**THE REQUEST**
Pick out each line of the records that includes the string "предоставления", and copy it.

━━━ STORED RECORDS ━━━

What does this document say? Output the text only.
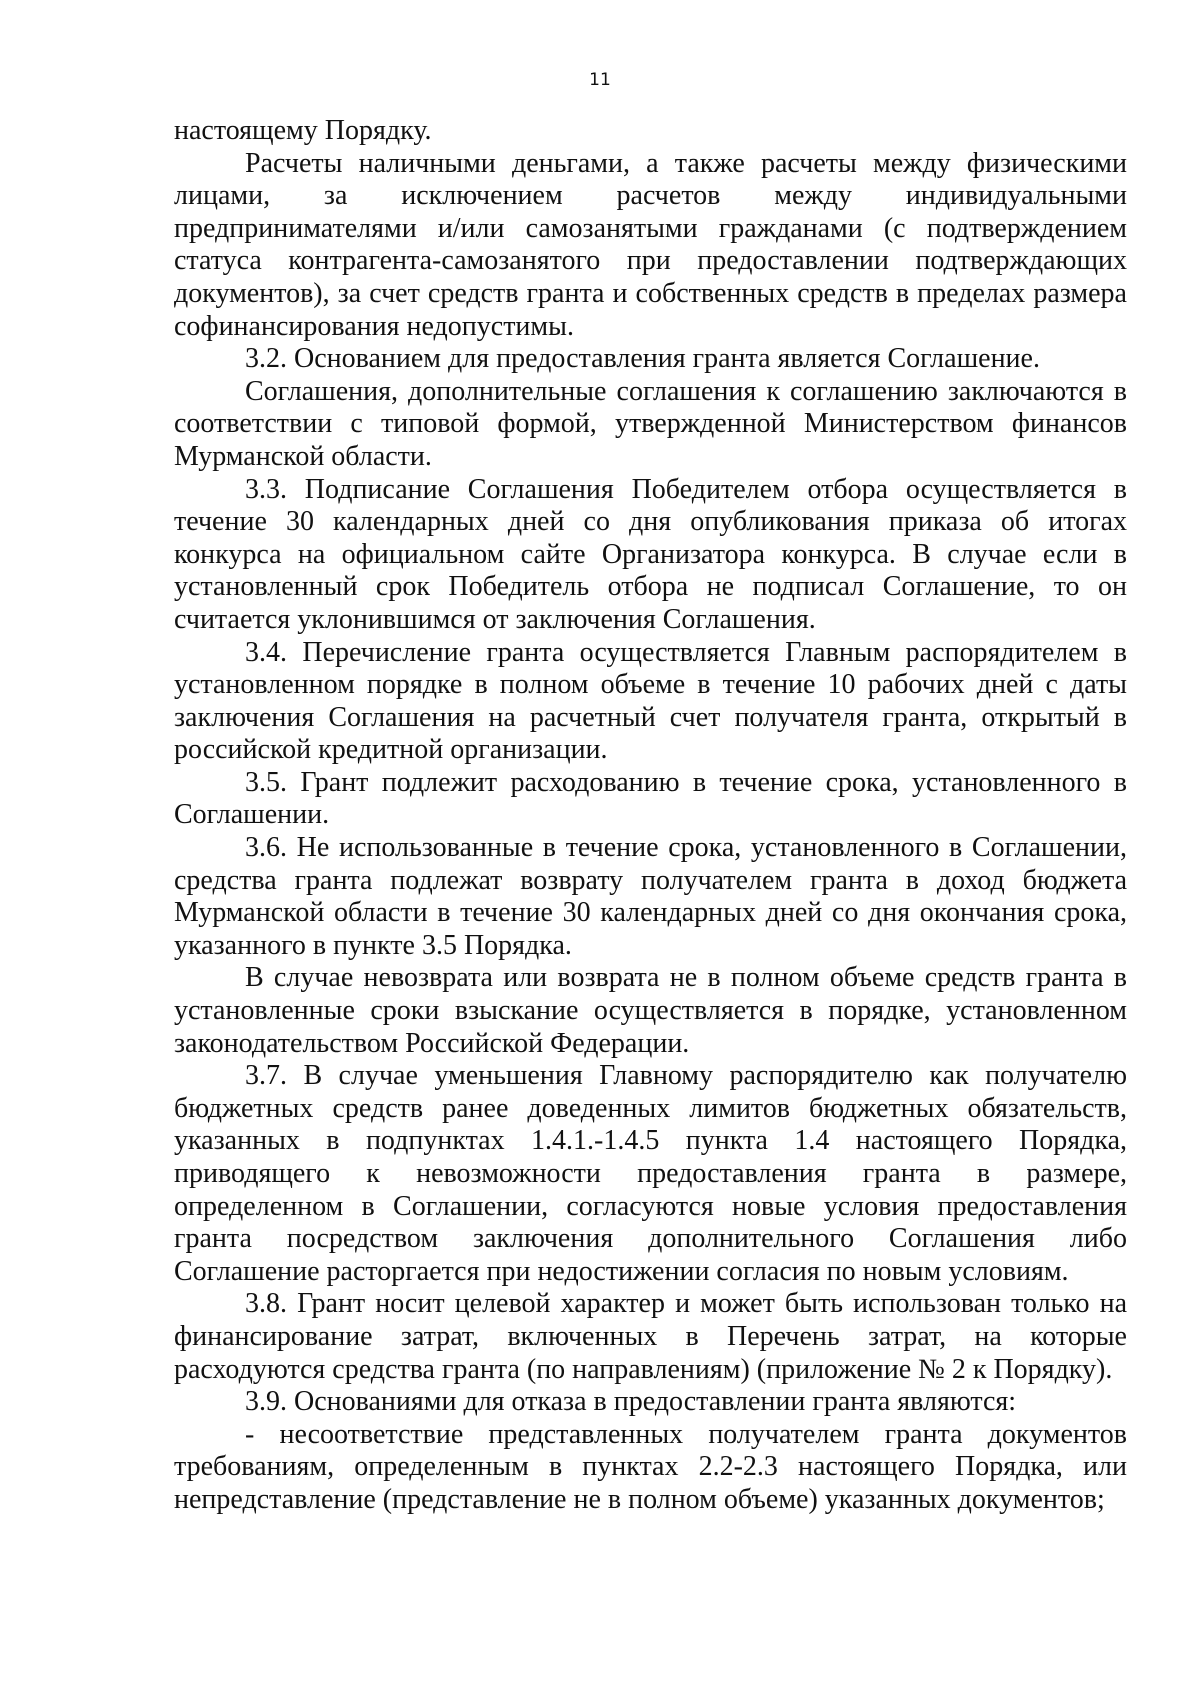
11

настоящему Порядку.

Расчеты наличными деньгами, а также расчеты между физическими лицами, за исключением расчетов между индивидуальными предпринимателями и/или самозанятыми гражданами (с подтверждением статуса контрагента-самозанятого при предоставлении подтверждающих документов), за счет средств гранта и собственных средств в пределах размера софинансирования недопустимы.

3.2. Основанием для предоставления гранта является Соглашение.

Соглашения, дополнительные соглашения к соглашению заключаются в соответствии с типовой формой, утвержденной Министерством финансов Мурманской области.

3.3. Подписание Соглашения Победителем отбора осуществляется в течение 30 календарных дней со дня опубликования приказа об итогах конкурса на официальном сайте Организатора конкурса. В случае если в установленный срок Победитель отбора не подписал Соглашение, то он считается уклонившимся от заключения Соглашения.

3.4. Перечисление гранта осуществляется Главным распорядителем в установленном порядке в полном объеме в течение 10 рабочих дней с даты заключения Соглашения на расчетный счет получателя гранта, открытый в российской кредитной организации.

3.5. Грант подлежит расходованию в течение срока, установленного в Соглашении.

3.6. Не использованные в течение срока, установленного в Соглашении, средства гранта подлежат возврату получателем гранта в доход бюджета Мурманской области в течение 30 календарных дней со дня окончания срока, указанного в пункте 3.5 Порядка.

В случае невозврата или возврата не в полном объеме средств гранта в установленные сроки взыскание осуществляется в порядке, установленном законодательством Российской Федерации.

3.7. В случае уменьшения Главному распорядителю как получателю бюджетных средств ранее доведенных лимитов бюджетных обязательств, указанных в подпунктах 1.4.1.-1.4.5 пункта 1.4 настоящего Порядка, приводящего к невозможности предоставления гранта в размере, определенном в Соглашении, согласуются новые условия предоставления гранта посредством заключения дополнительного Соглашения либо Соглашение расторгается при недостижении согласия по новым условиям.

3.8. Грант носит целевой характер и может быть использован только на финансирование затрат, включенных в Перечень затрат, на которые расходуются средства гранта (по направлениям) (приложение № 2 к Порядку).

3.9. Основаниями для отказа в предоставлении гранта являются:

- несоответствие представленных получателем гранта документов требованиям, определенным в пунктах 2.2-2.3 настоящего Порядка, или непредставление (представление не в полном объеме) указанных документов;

━━━
━━━ STORED RECORDS ━━━

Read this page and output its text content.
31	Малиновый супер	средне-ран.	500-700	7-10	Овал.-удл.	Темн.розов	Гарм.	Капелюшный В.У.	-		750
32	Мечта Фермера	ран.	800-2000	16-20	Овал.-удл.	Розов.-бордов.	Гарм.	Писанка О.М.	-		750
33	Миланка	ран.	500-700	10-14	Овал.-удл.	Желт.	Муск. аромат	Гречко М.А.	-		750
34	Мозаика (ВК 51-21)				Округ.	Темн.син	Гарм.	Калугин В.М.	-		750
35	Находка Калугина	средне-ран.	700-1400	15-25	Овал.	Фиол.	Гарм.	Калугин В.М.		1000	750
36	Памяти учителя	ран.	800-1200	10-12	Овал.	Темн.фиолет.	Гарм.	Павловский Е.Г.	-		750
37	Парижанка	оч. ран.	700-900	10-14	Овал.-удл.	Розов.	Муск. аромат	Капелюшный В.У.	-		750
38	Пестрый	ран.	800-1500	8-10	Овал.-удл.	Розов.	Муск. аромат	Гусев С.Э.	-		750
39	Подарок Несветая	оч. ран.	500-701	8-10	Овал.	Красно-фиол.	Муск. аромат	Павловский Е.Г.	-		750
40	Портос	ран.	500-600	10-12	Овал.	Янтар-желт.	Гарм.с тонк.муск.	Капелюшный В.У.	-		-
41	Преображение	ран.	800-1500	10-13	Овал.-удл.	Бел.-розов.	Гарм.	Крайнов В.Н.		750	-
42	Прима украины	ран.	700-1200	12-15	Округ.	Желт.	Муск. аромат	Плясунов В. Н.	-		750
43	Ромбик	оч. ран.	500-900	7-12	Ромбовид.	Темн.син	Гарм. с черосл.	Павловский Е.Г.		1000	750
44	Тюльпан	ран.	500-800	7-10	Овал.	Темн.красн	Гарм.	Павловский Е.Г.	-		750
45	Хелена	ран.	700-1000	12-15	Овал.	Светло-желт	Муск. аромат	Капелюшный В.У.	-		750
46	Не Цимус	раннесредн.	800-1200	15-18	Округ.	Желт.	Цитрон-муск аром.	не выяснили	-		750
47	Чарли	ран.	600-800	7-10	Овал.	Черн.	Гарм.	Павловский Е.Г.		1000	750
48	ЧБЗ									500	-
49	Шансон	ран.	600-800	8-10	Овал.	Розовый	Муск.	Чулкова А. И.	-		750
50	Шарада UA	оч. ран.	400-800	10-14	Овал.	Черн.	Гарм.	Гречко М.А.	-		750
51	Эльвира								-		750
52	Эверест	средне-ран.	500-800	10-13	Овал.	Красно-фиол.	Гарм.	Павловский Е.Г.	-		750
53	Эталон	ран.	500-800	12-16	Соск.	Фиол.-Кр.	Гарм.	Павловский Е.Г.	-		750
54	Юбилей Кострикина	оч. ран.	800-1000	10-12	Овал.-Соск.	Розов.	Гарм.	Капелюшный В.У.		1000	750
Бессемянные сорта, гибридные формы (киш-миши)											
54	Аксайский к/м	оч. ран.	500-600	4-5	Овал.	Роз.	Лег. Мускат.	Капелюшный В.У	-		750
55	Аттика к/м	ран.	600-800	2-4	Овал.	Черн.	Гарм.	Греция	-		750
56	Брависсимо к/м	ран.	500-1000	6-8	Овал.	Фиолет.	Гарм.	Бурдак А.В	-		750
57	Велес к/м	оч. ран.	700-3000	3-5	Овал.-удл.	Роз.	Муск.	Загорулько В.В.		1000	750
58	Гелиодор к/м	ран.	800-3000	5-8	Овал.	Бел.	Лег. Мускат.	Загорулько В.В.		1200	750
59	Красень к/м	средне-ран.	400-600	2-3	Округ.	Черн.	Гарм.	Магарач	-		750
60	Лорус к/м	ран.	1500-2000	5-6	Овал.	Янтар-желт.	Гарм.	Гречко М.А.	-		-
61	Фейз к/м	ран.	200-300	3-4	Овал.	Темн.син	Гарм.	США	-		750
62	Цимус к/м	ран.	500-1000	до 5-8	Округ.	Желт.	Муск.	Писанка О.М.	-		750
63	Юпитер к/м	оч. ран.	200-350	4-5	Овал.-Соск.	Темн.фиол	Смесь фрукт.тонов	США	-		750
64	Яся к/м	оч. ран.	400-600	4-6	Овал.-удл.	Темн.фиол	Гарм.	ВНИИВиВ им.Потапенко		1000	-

━━━

**COMPLETE RESPONSE**
3.2. Основанием для предоставления гранта является Соглашение.
3.7. В случае уменьшения Главному распорядителю как получателю бюджетных средств ранее доведенных лимитов бюджетных обязательств, указанных в подпунктах 1.4.1.-1.4.5 пункта 1.4 настоящего Порядка, приводящего к невозможности предоставления гранта в размере, определенном в Соглашении, согласуются новые условия предоставления гранта посредством заключения дополнительного Соглашения либо Соглашение расторгается при недостижении согласия по новым условиям.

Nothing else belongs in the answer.